## [GIVEN EXERCISE]
Return every entry exactly as written.

## [DATA LINES]
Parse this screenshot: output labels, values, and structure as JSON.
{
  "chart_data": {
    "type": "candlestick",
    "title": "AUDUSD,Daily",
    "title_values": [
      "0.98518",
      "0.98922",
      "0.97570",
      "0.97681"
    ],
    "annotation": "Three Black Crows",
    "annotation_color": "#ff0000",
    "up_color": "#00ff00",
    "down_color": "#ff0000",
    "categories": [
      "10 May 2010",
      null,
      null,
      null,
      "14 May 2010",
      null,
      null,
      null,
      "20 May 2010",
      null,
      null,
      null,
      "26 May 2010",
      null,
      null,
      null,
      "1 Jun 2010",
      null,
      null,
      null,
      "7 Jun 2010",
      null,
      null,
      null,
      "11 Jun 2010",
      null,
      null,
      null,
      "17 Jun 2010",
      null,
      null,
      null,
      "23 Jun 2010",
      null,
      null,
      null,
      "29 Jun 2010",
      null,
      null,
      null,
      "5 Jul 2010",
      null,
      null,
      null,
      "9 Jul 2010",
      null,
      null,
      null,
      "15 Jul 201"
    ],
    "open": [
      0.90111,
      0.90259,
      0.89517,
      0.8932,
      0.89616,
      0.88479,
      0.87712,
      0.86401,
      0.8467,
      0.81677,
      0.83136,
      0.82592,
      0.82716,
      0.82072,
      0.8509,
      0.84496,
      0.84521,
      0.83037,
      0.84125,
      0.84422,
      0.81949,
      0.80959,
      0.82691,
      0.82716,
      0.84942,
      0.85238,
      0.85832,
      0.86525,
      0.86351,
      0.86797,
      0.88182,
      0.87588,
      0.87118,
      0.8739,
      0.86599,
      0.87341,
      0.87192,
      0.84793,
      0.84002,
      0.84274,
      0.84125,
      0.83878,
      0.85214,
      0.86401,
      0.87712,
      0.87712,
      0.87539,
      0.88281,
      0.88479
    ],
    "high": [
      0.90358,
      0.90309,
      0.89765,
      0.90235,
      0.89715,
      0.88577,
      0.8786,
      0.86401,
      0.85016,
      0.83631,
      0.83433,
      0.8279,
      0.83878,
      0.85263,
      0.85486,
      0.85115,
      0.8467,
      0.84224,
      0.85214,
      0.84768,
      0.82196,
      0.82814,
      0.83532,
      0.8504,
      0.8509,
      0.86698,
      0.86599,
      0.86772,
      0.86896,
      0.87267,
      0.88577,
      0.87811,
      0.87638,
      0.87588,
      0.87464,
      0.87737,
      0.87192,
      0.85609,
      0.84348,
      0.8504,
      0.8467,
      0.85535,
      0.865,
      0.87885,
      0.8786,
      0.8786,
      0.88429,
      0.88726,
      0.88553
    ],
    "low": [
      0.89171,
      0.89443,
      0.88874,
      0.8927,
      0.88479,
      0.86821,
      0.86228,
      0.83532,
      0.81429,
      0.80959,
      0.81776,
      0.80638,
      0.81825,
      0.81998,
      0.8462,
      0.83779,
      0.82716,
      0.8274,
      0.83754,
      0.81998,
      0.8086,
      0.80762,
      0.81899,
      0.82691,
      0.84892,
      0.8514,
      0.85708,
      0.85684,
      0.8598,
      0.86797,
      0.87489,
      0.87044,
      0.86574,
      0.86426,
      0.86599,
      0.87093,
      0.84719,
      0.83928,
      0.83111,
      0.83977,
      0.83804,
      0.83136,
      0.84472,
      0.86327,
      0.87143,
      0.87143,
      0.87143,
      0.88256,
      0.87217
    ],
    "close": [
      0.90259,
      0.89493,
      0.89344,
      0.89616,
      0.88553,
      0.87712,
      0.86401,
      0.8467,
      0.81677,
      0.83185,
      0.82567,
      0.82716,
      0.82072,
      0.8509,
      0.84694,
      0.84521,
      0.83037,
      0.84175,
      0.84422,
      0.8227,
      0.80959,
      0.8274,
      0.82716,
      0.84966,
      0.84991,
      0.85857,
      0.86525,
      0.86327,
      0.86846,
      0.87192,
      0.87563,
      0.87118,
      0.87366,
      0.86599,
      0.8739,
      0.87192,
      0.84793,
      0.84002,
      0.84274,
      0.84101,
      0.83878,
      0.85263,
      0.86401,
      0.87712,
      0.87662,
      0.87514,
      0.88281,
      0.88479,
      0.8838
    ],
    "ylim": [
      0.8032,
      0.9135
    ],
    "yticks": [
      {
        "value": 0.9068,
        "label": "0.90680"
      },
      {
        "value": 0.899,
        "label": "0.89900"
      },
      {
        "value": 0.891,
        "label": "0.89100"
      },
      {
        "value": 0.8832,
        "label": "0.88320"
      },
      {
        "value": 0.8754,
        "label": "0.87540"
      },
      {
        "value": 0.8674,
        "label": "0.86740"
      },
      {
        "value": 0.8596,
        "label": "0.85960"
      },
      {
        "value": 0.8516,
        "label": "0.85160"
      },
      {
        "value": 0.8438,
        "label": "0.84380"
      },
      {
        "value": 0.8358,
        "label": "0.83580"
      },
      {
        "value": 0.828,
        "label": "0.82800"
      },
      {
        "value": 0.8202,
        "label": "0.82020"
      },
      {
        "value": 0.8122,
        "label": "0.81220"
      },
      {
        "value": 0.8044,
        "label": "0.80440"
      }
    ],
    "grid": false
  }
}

## [EXERCISE ANSWER]
Parse this screenshot: output labels, values, and structure as JSON.
{
  "chart_data": {
    "type": "candlestick",
    "title": "AUDUSD,Daily",
    "title_values": [
      "0.98518",
      "0.98922",
      "0.97570",
      "0.97681"
    ],
    "annotation": "Three Black Crows",
    "annotation_color": "#ff0000",
    "up_color": "#00ff00",
    "down_color": "#ff0000",
    "categories": [
      "10 May 2010",
      null,
      null,
      null,
      "14 May 2010",
      null,
      null,
      null,
      "20 May 2010",
      null,
      null,
      null,
      "26 May 2010",
      null,
      null,
      null,
      "1 Jun 2010",
      null,
      null,
      null,
      "7 Jun 2010",
      null,
      null,
      null,
      "11 Jun 2010",
      null,
      null,
      null,
      "17 Jun 2010",
      null,
      null,
      null,
      "23 Jun 2010",
      null,
      null,
      null,
      "29 Jun 2010",
      null,
      null,
      null,
      "5 Jul 2010",
      null,
      null,
      null,
      "9 Jul 2010",
      null,
      null,
      null,
      "15 Jul 201"
    ],
    "open": [
      0.90111,
      0.90259,
      0.89517,
      0.8932,
      0.89616,
      0.88479,
      0.87712,
      0.86401,
      0.8467,
      0.81677,
      0.83136,
      0.82592,
      0.82716,
      0.82072,
      0.8509,
      0.84496,
      0.84521,
      0.83037,
      0.84125,
      0.84422,
      0.81949,
      0.80959,
      0.82691,
      0.82716,
      0.84942,
      0.85238,
      0.85832,
      0.86525,
      0.86351,
      0.86797,
      0.88182,
      0.87588,
      0.87118,
      0.8739,
      0.86599,
      0.87341,
      0.87192,
      0.84793,
      0.84002,
      0.84274,
      0.84125,
      0.83878,
      0.85214,
      0.86401,
      0.87712,
      0.87712,
      0.87539,
      0.88281,
      0.88479
    ],
    "high": [
      0.90358,
      0.90309,
      0.89765,
      0.90235,
      0.89715,
      0.88577,
      0.8786,
      0.86401,
      0.85016,
      0.83631,
      0.83433,
      0.8279,
      0.83878,
      0.85263,
      0.85486,
      0.85115,
      0.8467,
      0.84224,
      0.85214,
      0.84768,
      0.82196,
      0.82814,
      0.83532,
      0.8504,
      0.8509,
      0.86698,
      0.86599,
      0.86772,
      0.86896,
      0.87267,
      0.88577,
      0.87811,
      0.87638,
      0.87588,
      0.87464,
      0.87737,
      0.87192,
      0.85609,
      0.84348,
      0.8504,
      0.8467,
      0.85535,
      0.865,
      0.87885,
      0.8786,
      0.8786,
      0.88429,
      0.88726,
      0.88553
    ],
    "low": [
      0.89171,
      0.89443,
      0.88874,
      0.8927,
      0.88479,
      0.86821,
      0.86228,
      0.83532,
      0.81429,
      0.80959,
      0.81776,
      0.80638,
      0.81825,
      0.81998,
      0.8462,
      0.83779,
      0.82716,
      0.8274,
      0.83754,
      0.81998,
      0.8086,
      0.80762,
      0.81899,
      0.82691,
      0.84892,
      0.8514,
      0.85708,
      0.85684,
      0.8598,
      0.86797,
      0.87489,
      0.87044,
      0.86574,
      0.86426,
      0.86599,
      0.87093,
      0.84719,
      0.83928,
      0.83111,
      0.83977,
      0.83804,
      0.83136,
      0.84472,
      0.86327,
      0.87143,
      0.87143,
      0.87143,
      0.88256,
      0.87217
    ],
    "close": [
      0.90259,
      0.89493,
      0.89344,
      0.89616,
      0.88553,
      0.87712,
      0.86401,
      0.8467,
      0.81677,
      0.83185,
      0.82567,
      0.82716,
      0.82072,
      0.8509,
      0.84694,
      0.84521,
      0.83037,
      0.84175,
      0.84422,
      0.8227,
      0.80959,
      0.8274,
      0.82716,
      0.84966,
      0.84991,
      0.85857,
      0.86525,
      0.86327,
      0.86846,
      0.87192,
      0.87563,
      0.87118,
      0.87366,
      0.86599,
      0.8739,
      0.87192,
      0.84793,
      0.84002,
      0.84274,
      0.84101,
      0.83878,
      0.85263,
      0.86401,
      0.87712,
      0.87662,
      0.87514,
      0.88281,
      0.88479,
      0.8838
    ],
    "ylim": [
      0.8032,
      0.9135
    ],
    "yticks": [
      {
        "value": 0.9068,
        "label": "0.90680"
      },
      {
        "value": 0.899,
        "label": "0.89900"
      },
      {
        "value": 0.891,
        "label": "0.89100"
      },
      {
        "value": 0.8832,
        "label": "0.88320"
      },
      {
        "value": 0.8754,
        "label": "0.87540"
      },
      {
        "value": 0.8674,
        "label": "0.86740"
      },
      {
        "value": 0.8596,
        "label": "0.85960"
      },
      {
        "value": 0.8516,
        "label": "0.85160"
      },
      {
        "value": 0.8438,
        "label": "0.84380"
      },
      {
        "value": 0.8358,
        "label": "0.83580"
      },
      {
        "value": 0.828,
        "label": "0.82800"
      },
      {
        "value": 0.8202,
        "label": "0.82020"
      },
      {
        "value": 0.8122,
        "label": "0.81220"
      },
      {
        "value": 0.8044,
        "label": "0.80440"
      }
    ],
    "grid": false
  }
}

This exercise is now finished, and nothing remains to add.